### TASK REQUIREMENTS
Collect every line that includes the string "color".

+--

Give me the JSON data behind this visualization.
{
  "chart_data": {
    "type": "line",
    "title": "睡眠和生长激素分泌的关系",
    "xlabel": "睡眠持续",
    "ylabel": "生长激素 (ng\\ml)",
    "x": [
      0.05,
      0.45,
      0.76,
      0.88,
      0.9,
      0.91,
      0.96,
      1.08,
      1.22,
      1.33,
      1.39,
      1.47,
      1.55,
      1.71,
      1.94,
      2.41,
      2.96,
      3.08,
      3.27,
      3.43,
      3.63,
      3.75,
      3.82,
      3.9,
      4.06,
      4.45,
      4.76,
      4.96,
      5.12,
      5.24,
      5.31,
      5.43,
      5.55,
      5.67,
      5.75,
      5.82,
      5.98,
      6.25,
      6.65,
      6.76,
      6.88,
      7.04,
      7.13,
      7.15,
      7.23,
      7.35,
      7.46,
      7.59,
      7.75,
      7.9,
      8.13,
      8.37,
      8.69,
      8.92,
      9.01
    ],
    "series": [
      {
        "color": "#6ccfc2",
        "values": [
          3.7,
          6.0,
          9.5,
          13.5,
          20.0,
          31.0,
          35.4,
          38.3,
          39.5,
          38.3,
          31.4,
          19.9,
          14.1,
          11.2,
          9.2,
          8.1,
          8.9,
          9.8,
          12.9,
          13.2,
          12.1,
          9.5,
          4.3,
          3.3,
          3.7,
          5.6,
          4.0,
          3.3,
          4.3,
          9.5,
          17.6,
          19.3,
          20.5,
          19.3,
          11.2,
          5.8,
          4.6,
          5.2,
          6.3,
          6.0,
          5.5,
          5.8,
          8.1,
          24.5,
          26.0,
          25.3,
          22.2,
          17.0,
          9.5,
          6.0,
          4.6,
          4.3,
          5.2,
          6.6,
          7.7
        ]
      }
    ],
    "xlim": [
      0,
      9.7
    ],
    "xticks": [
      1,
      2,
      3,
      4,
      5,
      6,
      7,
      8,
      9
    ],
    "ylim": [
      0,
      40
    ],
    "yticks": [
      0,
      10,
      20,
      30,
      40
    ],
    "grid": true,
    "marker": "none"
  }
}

+--

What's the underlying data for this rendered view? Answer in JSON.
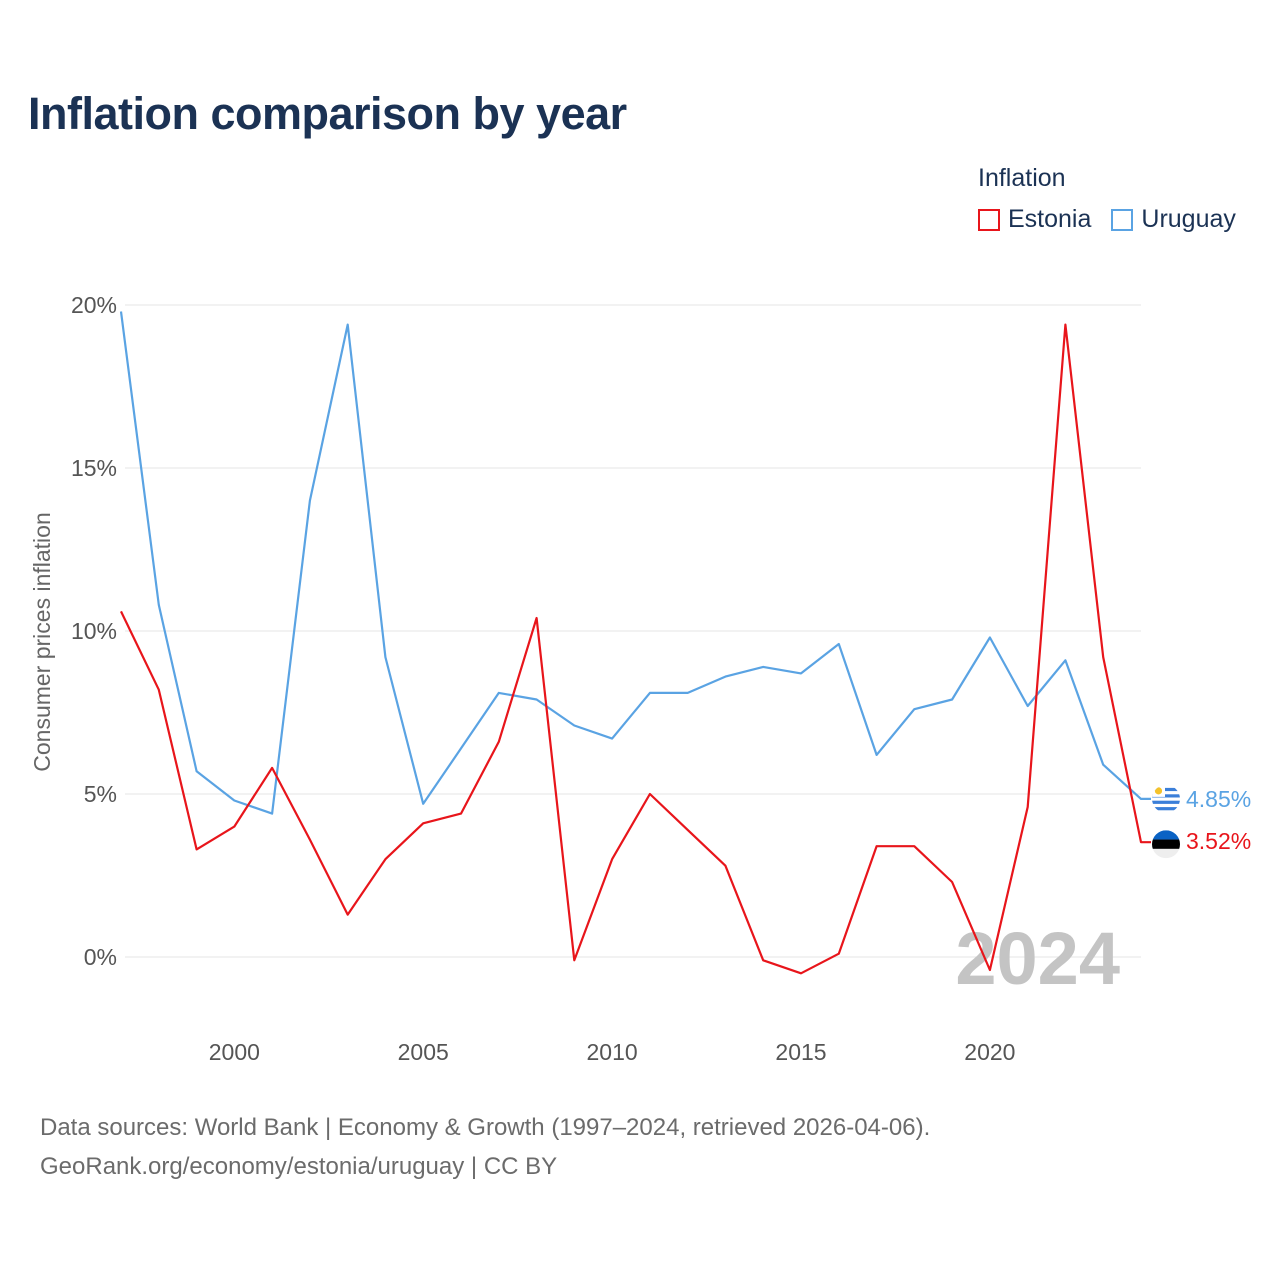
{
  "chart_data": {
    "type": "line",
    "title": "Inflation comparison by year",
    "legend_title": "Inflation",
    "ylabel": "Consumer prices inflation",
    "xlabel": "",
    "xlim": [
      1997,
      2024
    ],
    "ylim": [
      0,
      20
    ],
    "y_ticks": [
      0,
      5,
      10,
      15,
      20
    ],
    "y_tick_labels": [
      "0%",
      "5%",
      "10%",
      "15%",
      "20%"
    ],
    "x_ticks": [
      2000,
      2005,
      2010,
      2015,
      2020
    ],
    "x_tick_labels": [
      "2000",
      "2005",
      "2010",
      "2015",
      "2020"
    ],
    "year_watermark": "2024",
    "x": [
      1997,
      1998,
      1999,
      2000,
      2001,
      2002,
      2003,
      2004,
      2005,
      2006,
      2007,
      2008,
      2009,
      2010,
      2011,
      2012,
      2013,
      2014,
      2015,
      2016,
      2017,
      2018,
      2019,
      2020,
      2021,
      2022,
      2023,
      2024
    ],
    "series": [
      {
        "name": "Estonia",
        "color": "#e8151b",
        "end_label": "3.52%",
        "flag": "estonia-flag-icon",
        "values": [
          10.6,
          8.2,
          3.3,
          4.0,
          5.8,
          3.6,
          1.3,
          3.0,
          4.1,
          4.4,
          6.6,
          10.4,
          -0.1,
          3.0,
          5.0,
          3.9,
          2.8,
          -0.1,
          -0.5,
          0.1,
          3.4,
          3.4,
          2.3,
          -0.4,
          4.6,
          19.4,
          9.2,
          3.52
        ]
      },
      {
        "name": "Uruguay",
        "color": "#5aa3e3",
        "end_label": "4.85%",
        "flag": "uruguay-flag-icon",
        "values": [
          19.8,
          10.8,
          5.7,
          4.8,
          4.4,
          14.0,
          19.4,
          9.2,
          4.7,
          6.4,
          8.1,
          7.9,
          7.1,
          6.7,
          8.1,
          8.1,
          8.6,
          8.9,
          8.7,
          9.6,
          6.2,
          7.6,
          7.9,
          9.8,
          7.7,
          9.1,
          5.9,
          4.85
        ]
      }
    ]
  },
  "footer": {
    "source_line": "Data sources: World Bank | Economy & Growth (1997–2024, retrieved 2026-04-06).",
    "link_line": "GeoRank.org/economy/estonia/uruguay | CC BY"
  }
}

+--

### ANSWER TO THIS PROBLEM
        "color": "#6ccfc2",
        "color": "#e8151b",
        "color": "#5aa3e3",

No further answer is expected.